-- Start of Material for this task --

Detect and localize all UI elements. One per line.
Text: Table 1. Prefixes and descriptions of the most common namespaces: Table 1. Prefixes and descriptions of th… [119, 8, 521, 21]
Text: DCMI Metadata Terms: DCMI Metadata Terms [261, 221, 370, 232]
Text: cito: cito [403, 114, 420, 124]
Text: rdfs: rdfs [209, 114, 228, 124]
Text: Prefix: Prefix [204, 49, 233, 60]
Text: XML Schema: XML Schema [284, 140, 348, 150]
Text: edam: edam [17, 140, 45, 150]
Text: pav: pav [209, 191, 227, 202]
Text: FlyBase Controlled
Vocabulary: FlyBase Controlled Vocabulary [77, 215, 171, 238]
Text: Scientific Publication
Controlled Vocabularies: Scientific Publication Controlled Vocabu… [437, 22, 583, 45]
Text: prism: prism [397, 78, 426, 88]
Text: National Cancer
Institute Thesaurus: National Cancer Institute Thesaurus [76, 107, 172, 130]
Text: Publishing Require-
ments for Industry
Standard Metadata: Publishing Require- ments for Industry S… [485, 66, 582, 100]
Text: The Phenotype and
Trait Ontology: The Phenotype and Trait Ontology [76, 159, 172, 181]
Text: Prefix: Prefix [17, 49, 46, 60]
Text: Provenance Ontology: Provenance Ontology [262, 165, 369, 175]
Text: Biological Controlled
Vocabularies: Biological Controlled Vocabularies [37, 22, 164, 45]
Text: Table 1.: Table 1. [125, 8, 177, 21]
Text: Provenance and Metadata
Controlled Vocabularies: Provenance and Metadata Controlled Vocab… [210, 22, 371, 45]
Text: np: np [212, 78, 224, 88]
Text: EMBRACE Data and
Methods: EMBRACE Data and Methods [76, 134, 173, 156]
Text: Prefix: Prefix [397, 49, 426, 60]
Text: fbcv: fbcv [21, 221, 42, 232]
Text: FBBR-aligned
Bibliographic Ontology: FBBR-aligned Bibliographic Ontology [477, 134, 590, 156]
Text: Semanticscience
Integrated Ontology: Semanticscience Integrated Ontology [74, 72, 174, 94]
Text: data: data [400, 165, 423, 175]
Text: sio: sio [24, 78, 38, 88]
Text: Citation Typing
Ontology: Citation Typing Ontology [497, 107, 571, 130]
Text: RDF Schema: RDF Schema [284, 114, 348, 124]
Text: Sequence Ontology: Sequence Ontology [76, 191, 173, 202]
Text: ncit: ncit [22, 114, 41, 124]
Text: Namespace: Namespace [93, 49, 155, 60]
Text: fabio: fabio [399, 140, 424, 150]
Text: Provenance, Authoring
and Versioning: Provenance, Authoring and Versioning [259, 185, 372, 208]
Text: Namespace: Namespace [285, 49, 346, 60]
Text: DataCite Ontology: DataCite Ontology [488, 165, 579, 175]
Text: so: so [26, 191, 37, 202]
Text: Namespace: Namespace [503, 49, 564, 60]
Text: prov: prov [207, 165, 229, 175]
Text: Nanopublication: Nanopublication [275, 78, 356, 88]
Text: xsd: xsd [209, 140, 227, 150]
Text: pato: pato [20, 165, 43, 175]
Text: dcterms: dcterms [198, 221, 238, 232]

-- End of Material for this task --

▶ **Exercise instructions**: Reproduce the records verbatim, beginning at their first line and stopping after the line that contains "Controlled Vocabularies: Scientific".

▶ **Written answer**:
Detect and localize all UI elements. One per line.
Text: Table 1. Prefixes and descriptions of the most common namespaces: Table 1. Prefixes and descriptions of th… [119, 8, 521, 21]
Text: DCMI Metadata Terms: DCMI Metadata Terms [261, 221, 370, 232]
Text: cito: cito [403, 114, 420, 124]
Text: rdfs: rdfs [209, 114, 228, 124]
Text: Prefix: Prefix [204, 49, 233, 60]
Text: XML Schema: XML Schema [284, 140, 348, 150]
Text: edam: edam [17, 140, 45, 150]
Text: pav: pav [209, 191, 227, 202]
Text: FlyBase Controlled
Vocabulary: FlyBase Controlled Vocabulary [77, 215, 171, 238]
Text: Scientific Publication
Controlled Vocabularies: Scientific Publication Controlled Vocabu… [437, 22, 583, 45]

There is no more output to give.